| Request |
Which lines include the word "fremdeles"? Copy each of them.

(Saved entries)
□ □ □ □

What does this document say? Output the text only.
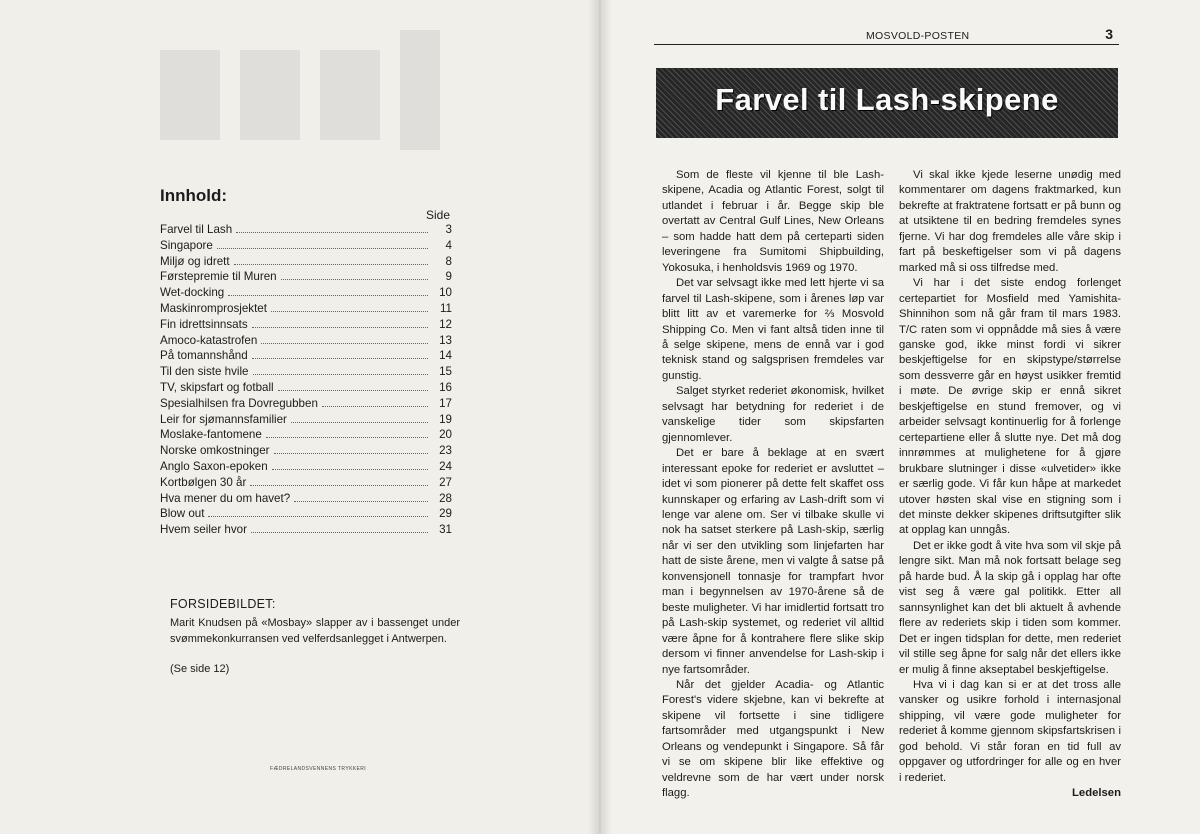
Innhold:
Side
Farvel til Lash	3
Singapore	4
Miljø og idrett	8
Førstepremie til Muren	9
Wet-docking	10
Maskinromprosjektet	11
Fin idrettsinnsats	12
Amoco-katastrofen	13
På tomannshånd	14
Til den siste hvile	15
TV, skipsfart og fotball	16
Spesialhilsen fra Dovregubben	17
Leir for sjømannsfamilier	19
Moslake-fantomene	20
Norske omkostninger	23
Anglo Saxon-epoken	24
Kortbølgen 30 år	27
Hva mener du om havet?	28
Blow out	29
Hvem seiler hvor	31
FORSIDEBILDET:
Marit Knudsen på «Mosbay» slapper av i bassenget under svømmekonkurransen ved velferdsanlegget i Antwerpen.
(Se side 12)
FÆDRELANDSVENNENS TRYKKERI
MOSVOLD-POSTEN	3
Farvel til Lash-skipene

Som de fleste vil kjenne til ble Lash-skipene, Acadia og Atlantic Forest, solgt til utlandet i februar i år. Begge skip ble overtatt av Central Gulf Lines, New Orleans – som hadde hatt dem på certeparti siden leveringene fra Sumitomi Shipbuilding, Yokosuka, i henholdsvis 1969 og 1970.

Det var selvsagt ikke med lett hjerte vi sa farvel til Lash-skipene, som i årenes løp var blitt litt av et varemerke for ⅔ Mosvold Shipping Co. Men vi fant altså tiden inne til å selge skipene, mens de ennå var i god teknisk stand og salgsprisen fremdeles var gunstig.

Salget styrket rederiet økonomisk, hvilket selvsagt har betydning for rederiet i de vanskelige tider som skipsfarten gjennomlever.

Det er bare å beklage at en svært interessant epoke for rederiet er avsluttet – idet vi som pionerer på dette felt skaffet oss kunnskaper og erfaring av Lash-drift som vi lenge var alene om. Ser vi tilbake skulle vi nok ha satset sterkere på Lash-skip, særlig når vi ser den utvikling som linjefarten har hatt de siste årene, men vi valgte å satse på konvensjonell tonnasje for trampfart hvor man i begynnelsen av 1970-årene så de beste muligheter. Vi har imidlertid fortsatt tro på Lash-skip systemet, og rederiet vil alltid være åpne for å kontrahere flere slike skip dersom vi finner anvendelse for Lash-skip i nye fartsområder.

Når det gjelder Acadia- og Atlantic Forest's videre skjebne, kan vi bekrefte at skipene vil fortsette i sine tidligere fartsområder med utgangspunkt i New Orleans og vendepunkt i Singapore. Så får vi se om skipene blir like effektive og veldrevne som de har vært under norsk flagg.

Vi skal ikke kjede leserne unødig med kommentarer om dagens fraktmarked, kun bekrefte at fraktratene fortsatt er på bunn og at utsiktene til en bedring fremdeles synes fjerne. Vi har dog fremdeles alle våre skip i fart på beskeftigelser som vi på dagens marked må si oss tilfredse med.

Vi har i det siste endog forlenget certepartiet for Mosfield med Yamishita-Shinnihon som nå går fram til mars 1983. T/C raten som vi oppnådde må sies å være ganske god, ikke minst fordi vi sikrer beskjeftigelse for en skipstype/størrelse som dessverre går en høyst usikker fremtid i møte. De øvrige skip er ennå sikret beskjeftigelse en stund fremover, og vi arbeider selvsagt kontinuerlig for å forlenge certepartiene eller å slutte nye. Det må dog innrømmes at mulighetene for å gjøre brukbare slutninger i disse «ulvetider» ikke er særlig gode. Vi får kun håpe at markedet utover høsten skal vise en stigning som i det minste dekker skipenes driftsutgifter slik at opplag kan unngås.

Det er ikke godt å vite hva som vil skje på lengre sikt. Man må nok fortsatt belage seg på harde bud. Å la skip gå i opplag har ofte vist seg å være gal politikk. Etter all sannsynlighet kan det bli aktuelt å avhende flere av rederiets skip i tiden som kommer. Det er ingen tidsplan for dette, men rederiet vil stille seg åpne for salg når det ellers ikke er mulig å finne akseptabel beskjeftigelse.

Hva vi i dag kan si er at det tross alle vansker og usikre forhold i internasjonal shipping, vil være gode muligheter for rederiet å komme gjennom skipsfartskrisen i god behold. Vi står foran en tid full av oppgaver og utfordringer for alle og en hver i rederiet.

Ledelsen
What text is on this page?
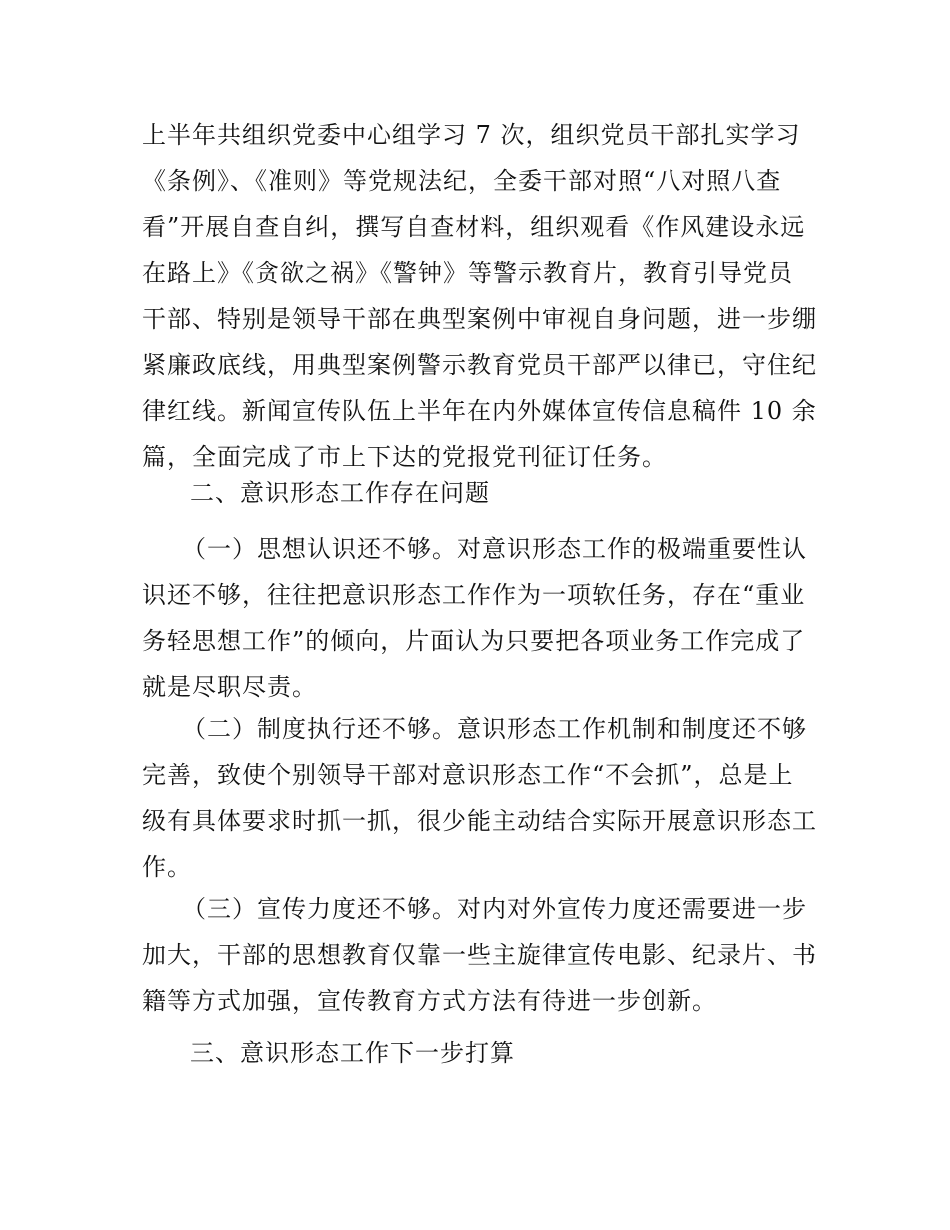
上半年共组织党委中心组学习 7 次，组织党员干部扎实学习
《条例》、《准则》等党规法纪，全委干部对照“八对照八查
看”开展自查自纠，撰写自查材料，组织观看《作风建设永远
在路上》《贪欲之祸》《警钟》等警示教育片，教育引导党员
干部、特别是领导干部在典型案例中审视自身问题，进一步绷
紧廉政底线，用典型案例警示教育党员干部严以律已，守住纪
律红线。新闻宣传队伍上半年在内外媒体宣传信息稿件 10 余
篇，全面完成了市上下达的党报党刊征订任务。
二、意识形态工作存在问题
（一）思想认识还不够。对意识形态工作的极端重要性认
识还不够，往往把意识形态工作作为一项软任务，存在“重业
务轻思想工作”的倾向，片面认为只要把各项业务工作完成了
就是尽职尽责。
（二）制度执行还不够。意识形态工作机制和制度还不够
完善，致使个别领导干部对意识形态工作“不会抓”，总是上
级有具体要求时抓一抓，很少能主动结合实际开展意识形态工
作。
（三）宣传力度还不够。对内对外宣传力度还需要进一步
加大，干部的思想教育仅靠一些主旋律宣传电影、纪录片、书
籍等方式加强，宣传教育方式方法有待进一步创新。
三、意识形态工作下一步打算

□ □ □ □

| Exercise answer |
Det var selvsagt ikke med lett hjerte vi sa farvel til Lash-skipene, som i årenes løp var blitt litt av et varemerke for ⅔ Mosvold Shipping Co. Men vi fant altså tiden inne til å selge skipene, mens de ennå var i god teknisk stand og salgsprisen fremdeles var gunstig.
Vi skal ikke kjede leserne unødig med kommentarer om dagens fraktmarked, kun bekrefte at fraktratene fortsatt er på bunn og at utsiktene til en bedring fremdeles synes fjerne. Vi har dog fremdeles alle våre skip i fart på beskeftigelser som vi på dagens marked må si oss tilfredse med.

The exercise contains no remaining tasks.